> [TASK DETAILS]: Look through the material below. Copy each line that contains the string "title".

> [MATERIAL SHOWN]:
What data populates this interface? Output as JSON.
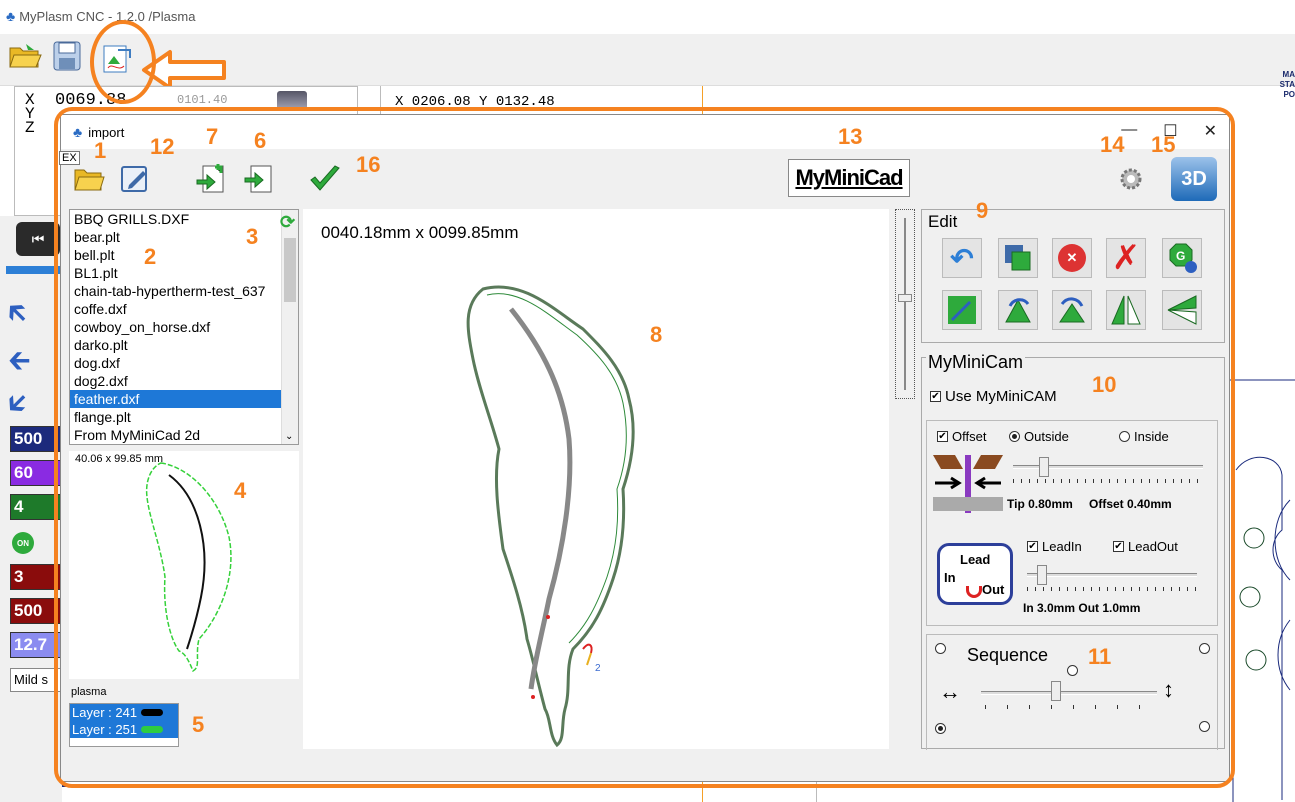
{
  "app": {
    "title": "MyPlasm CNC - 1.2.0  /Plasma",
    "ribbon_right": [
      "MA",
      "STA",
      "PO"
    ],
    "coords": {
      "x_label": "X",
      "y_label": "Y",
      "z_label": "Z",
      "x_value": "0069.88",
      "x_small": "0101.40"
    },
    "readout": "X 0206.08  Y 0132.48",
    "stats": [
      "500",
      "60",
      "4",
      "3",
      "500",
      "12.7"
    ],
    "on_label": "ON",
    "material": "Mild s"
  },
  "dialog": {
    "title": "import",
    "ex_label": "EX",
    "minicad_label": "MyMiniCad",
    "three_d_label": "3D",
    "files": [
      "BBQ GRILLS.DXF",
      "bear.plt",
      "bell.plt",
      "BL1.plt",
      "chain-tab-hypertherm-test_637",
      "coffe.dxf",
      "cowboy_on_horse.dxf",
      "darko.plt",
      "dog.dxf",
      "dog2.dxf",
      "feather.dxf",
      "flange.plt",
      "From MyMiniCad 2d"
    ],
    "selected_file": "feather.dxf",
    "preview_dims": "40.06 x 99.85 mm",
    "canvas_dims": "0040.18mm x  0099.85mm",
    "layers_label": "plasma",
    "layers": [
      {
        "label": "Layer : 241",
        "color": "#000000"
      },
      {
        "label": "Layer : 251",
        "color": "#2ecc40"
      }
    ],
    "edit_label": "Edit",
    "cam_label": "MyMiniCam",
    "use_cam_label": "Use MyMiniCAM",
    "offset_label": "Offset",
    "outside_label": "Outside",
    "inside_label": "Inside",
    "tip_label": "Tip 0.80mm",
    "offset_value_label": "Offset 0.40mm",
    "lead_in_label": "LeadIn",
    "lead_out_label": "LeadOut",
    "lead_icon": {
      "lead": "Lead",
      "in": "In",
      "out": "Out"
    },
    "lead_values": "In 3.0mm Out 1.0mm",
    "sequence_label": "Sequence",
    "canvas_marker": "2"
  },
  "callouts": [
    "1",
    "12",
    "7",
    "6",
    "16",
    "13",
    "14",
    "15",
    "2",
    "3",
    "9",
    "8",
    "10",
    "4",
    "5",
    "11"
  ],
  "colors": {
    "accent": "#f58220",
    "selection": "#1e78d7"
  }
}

> [SOLUTION]:
    "title": "MyPlasm CNC - 1.2.0  /Plasma",
    "title": "import",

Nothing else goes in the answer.